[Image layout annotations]

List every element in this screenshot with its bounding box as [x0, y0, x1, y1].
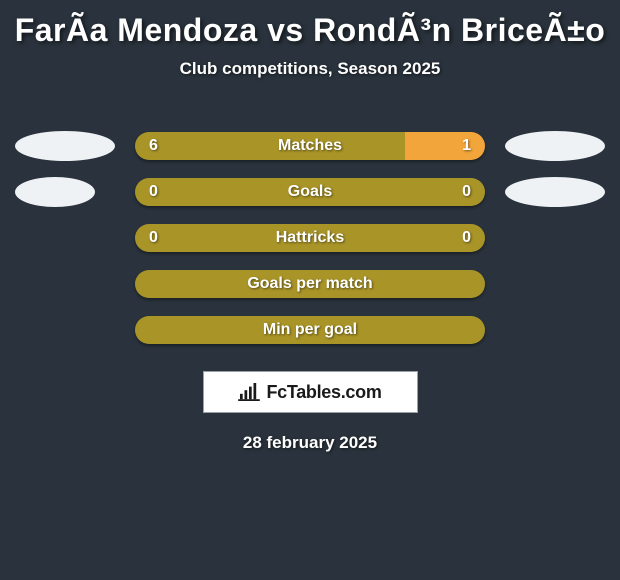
date-text: 28 february 2025 [0, 433, 620, 453]
stat-bar: Min per goal [135, 316, 485, 344]
stat-bar: 00Goals [135, 178, 485, 206]
right-oval-slot [485, 177, 613, 207]
left-value: 6 [149, 132, 158, 160]
logo-text: FcTables.com [266, 382, 381, 403]
player-oval-right [505, 131, 605, 161]
right-value: 1 [462, 132, 471, 160]
left-oval-slot [7, 177, 135, 207]
stat-bar: Goals per match [135, 270, 485, 298]
comparison-rows: 61Matches00Goals00HattricksGoals per mat… [0, 123, 620, 353]
bar-left-fill [135, 132, 405, 160]
stat-bar: 00Hattricks [135, 224, 485, 252]
logo-box: FcTables.com [203, 371, 418, 413]
bar-right-fill [405, 132, 486, 160]
infographic-root: FarÃ­a Mendoza vs RondÃ³n BriceÃ±o Club … [0, 0, 620, 453]
bar-left-fill [135, 316, 485, 344]
stat-row: 00Goals [0, 169, 620, 215]
stat-row: 61Matches [0, 123, 620, 169]
player-oval-right [505, 177, 605, 207]
stat-bar: 61Matches [135, 132, 485, 160]
stat-row: Goals per match [0, 261, 620, 307]
stat-row: Min per goal [0, 307, 620, 353]
right-value: 0 [462, 178, 471, 206]
right-oval-slot [485, 131, 613, 161]
stat-row: 00Hattricks [0, 215, 620, 261]
page-title: FarÃ­a Mendoza vs RondÃ³n BriceÃ±o [0, 6, 620, 59]
page-subtitle: Club competitions, Season 2025 [0, 59, 620, 79]
left-value: 0 [149, 178, 158, 206]
bar-chart-icon [238, 383, 260, 401]
player-oval-left [15, 131, 115, 161]
left-oval-slot [7, 131, 135, 161]
left-value: 0 [149, 224, 158, 252]
bar-left-fill [135, 270, 485, 298]
bar-left-fill [135, 224, 485, 252]
bar-left-fill [135, 178, 485, 206]
right-value: 0 [462, 224, 471, 252]
player-oval-left [15, 177, 95, 207]
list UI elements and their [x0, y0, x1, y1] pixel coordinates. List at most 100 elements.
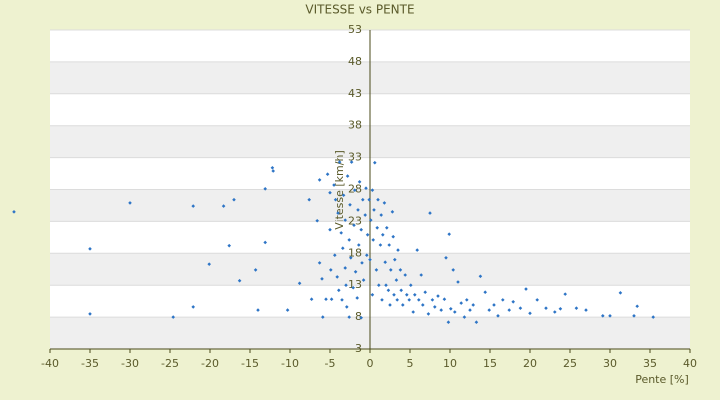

• [INSTRUCTION]: Please print all of the entries above again, word for word, leaving out the pictures.

• [SOLUTION BELOW]:
List every element in this screenshot with its bounding box as [x0, y0, x1, y1].
date-text: 28 february 2025 [0, 433, 620, 453]
stat-bar: Min per goal [135, 316, 485, 344]
stat-bar: 00Goals [135, 178, 485, 206]
right-oval-slot [485, 177, 613, 207]
left-value: 6 [149, 132, 158, 160]
logo-text: FcTables.com [266, 382, 381, 403]
player-oval-right [505, 131, 605, 161]
right-value: 1 [462, 132, 471, 160]
left-oval-slot [7, 177, 135, 207]
stat-bar: Goals per match [135, 270, 485, 298]
comparison-rows: 61Matches00Goals00HattricksGoals per mat… [0, 123, 620, 353]
bar-left-fill [135, 132, 405, 160]
stat-bar: 00Hattricks [135, 224, 485, 252]
logo-box: FcTables.com [203, 371, 418, 413]
bar-right-fill [405, 132, 486, 160]
infographic-root: FarÃ­a Mendoza vs RondÃ³n BriceÃ±o Club … [0, 0, 620, 453]
bar-left-fill [135, 316, 485, 344]
stat-row: 00Goals [0, 169, 620, 215]
stat-row: 61Matches [0, 123, 620, 169]
player-oval-right [505, 177, 605, 207]
stat-bar: 61Matches [135, 132, 485, 160]
stat-row: Goals per match [0, 261, 620, 307]
stat-row: Min per goal [0, 307, 620, 353]
right-value: 0 [462, 178, 471, 206]
right-oval-slot [485, 131, 613, 161]
stat-row: 00Hattricks [0, 215, 620, 261]
page-title: FarÃ­a Mendoza vs RondÃ³n BriceÃ±o [0, 6, 620, 59]
page-subtitle: Club competitions, Season 2025 [0, 59, 620, 79]
left-value: 0 [149, 178, 158, 206]
bar-chart-icon [238, 383, 260, 401]
player-oval-left [15, 131, 115, 161]
left-oval-slot [7, 131, 135, 161]
left-value: 0 [149, 224, 158, 252]
bar-left-fill [135, 270, 485, 298]
bar-left-fill [135, 224, 485, 252]
bar-left-fill [135, 178, 485, 206]
right-value: 0 [462, 224, 471, 252]
player-oval-left [15, 177, 95, 207]
list UI elements and their [x0, y0, x1, y1] pixel coordinates. List at most 100 elements.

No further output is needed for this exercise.